TASK TO COMPLETE — Only the lines from the one containing "Transcribe the text in this document." through the end of the material are to be echoed, each exactly as it appears.

LISTING —
-=-=-
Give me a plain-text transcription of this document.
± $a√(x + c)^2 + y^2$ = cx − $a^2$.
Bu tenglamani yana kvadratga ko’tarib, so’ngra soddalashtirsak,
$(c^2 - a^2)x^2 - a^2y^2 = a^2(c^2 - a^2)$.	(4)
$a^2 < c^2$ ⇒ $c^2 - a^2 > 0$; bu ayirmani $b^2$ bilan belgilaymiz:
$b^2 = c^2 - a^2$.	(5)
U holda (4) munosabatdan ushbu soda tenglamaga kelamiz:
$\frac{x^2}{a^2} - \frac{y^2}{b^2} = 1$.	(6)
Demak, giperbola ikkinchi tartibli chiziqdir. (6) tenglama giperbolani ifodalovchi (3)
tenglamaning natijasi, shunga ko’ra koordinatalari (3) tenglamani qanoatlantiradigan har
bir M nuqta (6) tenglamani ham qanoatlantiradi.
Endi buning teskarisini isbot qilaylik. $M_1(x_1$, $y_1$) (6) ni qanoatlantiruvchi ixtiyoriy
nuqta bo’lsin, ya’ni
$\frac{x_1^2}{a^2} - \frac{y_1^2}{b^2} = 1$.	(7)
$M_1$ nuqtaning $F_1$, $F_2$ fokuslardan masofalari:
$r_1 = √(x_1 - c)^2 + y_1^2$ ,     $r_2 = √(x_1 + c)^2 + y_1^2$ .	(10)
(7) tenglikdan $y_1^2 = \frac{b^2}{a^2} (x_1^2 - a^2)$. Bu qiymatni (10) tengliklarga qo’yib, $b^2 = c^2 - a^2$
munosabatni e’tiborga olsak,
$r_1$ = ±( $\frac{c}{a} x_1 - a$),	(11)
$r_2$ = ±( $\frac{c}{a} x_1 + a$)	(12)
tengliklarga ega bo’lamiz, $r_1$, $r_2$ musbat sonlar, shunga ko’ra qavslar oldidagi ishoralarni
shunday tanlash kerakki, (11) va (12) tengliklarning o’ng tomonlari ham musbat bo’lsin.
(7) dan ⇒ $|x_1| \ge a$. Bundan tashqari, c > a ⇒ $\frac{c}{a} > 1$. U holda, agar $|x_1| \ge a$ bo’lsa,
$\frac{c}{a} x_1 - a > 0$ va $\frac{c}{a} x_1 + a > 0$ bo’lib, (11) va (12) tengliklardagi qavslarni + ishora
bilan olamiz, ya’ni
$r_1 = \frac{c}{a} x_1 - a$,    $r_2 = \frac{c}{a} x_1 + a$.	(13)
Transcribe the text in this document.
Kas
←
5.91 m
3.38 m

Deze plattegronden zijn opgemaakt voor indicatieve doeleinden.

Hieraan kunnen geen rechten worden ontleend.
-=-=-
COMPLETED EXERCISE —
Transcribe the text in this document.
Kas
←
5.91 m
3.38 m

Deze plattegronden zijn opgemaakt voor indicatieve doeleinden.

Hieraan kunnen geen rechten worden ontleend.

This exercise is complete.